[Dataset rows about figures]
----------------

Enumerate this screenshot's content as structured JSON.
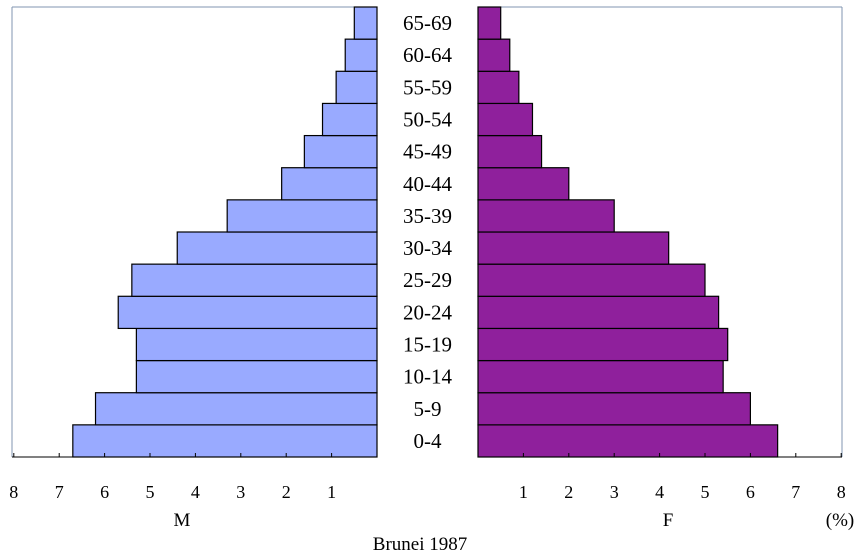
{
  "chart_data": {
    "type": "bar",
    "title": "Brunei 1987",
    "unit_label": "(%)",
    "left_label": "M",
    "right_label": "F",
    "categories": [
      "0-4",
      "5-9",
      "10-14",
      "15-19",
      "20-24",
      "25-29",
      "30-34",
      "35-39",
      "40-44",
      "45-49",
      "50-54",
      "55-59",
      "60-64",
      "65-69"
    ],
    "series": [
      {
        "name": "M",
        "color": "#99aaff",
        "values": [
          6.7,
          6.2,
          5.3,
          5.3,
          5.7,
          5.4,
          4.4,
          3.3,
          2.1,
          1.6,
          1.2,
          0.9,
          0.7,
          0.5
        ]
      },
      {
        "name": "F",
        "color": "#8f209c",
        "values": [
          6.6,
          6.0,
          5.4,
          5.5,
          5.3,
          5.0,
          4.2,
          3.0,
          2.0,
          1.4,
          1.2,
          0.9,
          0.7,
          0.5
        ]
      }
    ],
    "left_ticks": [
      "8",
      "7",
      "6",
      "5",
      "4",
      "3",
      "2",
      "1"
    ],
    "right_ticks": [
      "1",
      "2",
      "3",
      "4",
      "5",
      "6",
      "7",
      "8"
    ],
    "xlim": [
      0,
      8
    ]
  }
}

----------------

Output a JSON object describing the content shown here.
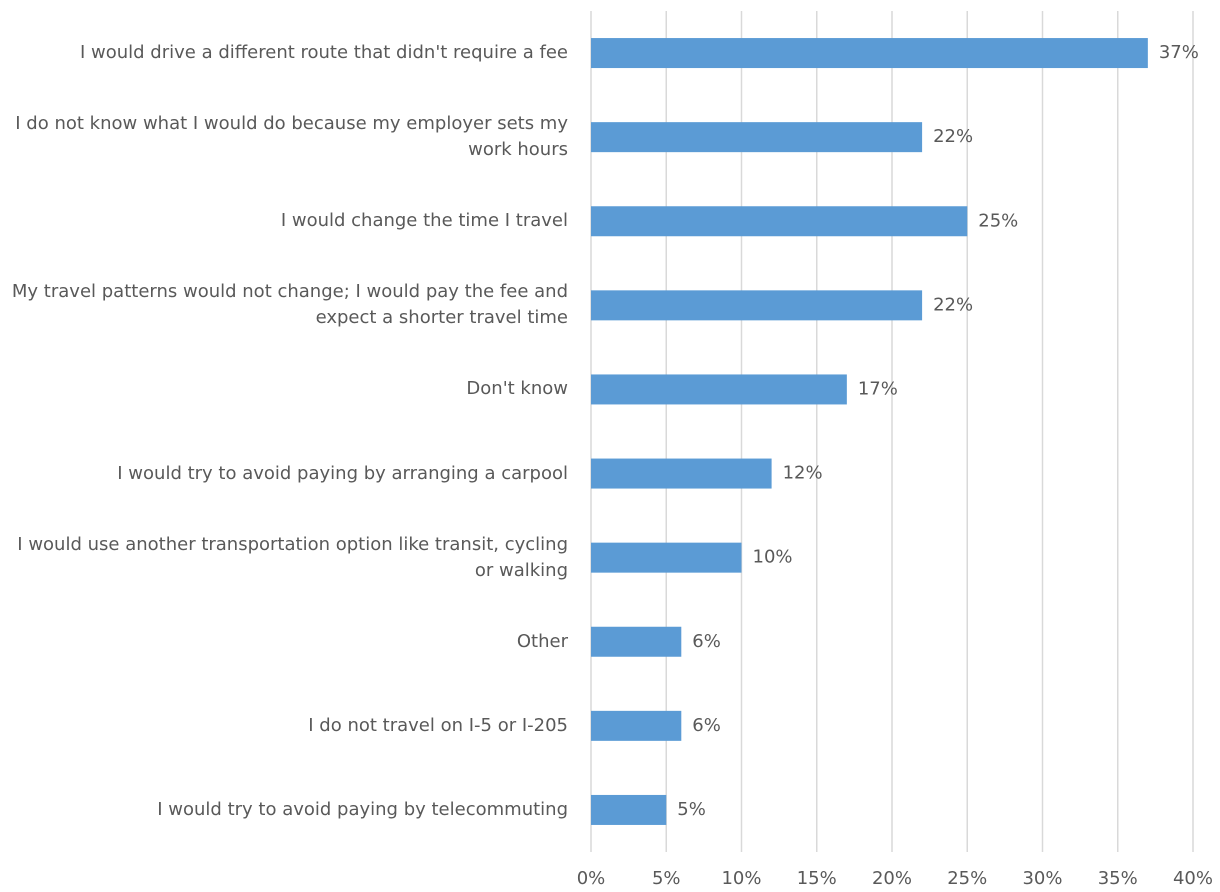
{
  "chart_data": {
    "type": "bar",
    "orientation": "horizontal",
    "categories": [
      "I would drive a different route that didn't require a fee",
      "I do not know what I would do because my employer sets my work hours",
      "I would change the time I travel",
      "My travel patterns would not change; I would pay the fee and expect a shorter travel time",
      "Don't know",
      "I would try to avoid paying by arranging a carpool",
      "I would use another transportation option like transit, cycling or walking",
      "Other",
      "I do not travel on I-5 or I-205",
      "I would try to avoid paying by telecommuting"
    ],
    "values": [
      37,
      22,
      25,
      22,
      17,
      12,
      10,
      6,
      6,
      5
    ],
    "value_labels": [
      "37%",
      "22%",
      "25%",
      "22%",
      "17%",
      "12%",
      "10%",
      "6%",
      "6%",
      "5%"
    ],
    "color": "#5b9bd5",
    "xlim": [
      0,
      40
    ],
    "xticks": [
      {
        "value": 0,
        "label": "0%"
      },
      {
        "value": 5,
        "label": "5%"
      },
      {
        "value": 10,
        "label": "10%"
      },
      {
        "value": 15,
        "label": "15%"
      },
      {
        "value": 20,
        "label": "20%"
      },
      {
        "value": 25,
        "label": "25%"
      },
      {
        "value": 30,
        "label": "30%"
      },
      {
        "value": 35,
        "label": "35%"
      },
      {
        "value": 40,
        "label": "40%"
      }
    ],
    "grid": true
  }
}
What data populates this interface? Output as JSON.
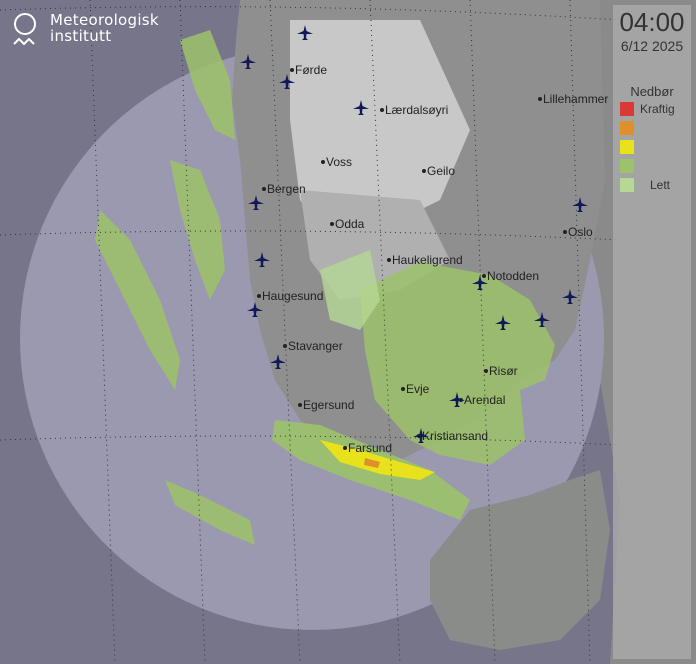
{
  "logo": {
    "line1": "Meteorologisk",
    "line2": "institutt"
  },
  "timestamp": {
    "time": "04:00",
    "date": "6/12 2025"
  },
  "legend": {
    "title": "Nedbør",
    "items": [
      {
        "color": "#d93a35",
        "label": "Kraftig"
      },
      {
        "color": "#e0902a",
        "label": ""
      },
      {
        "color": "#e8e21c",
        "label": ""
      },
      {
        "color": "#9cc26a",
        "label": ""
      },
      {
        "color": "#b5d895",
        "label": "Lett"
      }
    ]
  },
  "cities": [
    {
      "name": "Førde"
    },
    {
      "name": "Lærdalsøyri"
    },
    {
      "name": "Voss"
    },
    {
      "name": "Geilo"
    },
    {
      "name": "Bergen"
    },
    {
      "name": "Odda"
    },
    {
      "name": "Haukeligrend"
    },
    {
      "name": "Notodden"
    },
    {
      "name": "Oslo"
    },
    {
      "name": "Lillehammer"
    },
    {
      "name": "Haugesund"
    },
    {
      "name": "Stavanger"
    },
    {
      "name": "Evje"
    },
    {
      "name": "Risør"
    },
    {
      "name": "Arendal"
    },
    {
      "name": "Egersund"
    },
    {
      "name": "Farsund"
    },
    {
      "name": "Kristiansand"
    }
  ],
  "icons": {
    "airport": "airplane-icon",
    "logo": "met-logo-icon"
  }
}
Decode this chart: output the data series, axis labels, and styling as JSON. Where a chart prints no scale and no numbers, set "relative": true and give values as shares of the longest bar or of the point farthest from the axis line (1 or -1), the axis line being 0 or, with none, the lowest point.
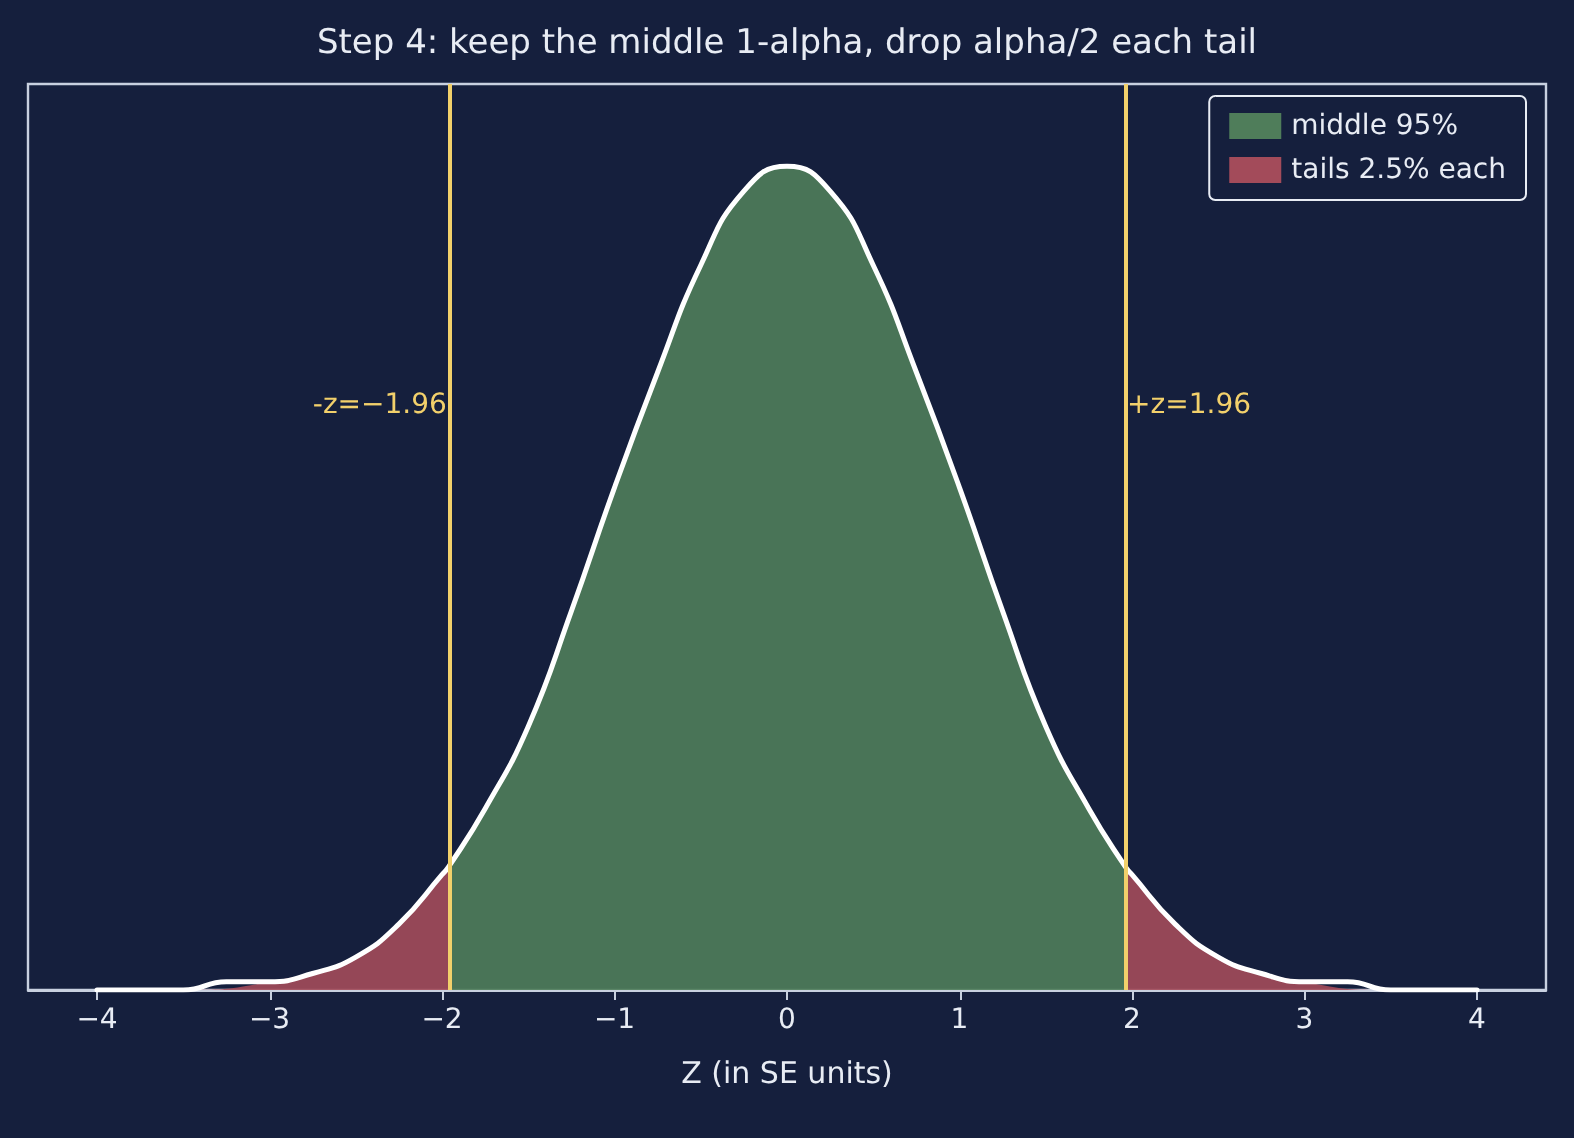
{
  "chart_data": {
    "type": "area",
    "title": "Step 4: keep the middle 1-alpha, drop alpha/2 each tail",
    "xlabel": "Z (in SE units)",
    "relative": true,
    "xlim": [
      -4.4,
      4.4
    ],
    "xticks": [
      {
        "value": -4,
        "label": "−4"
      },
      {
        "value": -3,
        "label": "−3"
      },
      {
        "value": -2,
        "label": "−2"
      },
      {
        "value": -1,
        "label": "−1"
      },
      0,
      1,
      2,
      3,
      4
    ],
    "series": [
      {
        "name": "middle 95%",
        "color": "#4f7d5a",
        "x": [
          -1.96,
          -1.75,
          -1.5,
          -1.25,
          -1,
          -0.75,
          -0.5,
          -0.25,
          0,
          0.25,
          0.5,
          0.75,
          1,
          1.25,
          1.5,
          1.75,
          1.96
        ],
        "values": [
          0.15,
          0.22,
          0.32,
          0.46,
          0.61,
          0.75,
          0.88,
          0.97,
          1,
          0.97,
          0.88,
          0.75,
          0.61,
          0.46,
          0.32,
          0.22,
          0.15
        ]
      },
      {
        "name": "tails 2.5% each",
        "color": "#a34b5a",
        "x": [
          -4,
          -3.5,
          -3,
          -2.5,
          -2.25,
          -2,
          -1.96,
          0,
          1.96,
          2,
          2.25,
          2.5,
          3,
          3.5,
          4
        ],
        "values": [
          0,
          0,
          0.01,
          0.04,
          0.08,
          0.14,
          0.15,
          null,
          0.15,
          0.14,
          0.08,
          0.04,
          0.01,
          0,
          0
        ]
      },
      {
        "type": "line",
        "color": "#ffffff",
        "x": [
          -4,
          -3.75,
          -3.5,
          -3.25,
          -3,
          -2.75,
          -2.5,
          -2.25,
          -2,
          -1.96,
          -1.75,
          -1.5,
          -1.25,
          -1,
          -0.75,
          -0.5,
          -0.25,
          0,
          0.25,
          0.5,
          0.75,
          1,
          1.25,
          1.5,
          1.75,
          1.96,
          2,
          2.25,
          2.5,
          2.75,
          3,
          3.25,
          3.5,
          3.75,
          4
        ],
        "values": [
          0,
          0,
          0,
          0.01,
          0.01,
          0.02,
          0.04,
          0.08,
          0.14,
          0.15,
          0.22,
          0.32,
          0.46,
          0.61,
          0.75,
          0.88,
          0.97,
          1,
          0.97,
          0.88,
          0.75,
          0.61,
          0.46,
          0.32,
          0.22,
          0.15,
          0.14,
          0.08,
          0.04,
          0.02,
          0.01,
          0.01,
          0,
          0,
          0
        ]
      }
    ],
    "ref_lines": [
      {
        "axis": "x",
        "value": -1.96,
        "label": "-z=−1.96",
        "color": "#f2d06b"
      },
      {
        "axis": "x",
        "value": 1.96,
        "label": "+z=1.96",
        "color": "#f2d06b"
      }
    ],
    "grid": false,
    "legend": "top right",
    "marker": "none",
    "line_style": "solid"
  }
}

----------------

- _What you need to do_:
From the data above, gather every line that includes the word "type".

- _Written answer_:
    "type": "bar",
    "type": "bar",
    "type": "area",
        "type": "line",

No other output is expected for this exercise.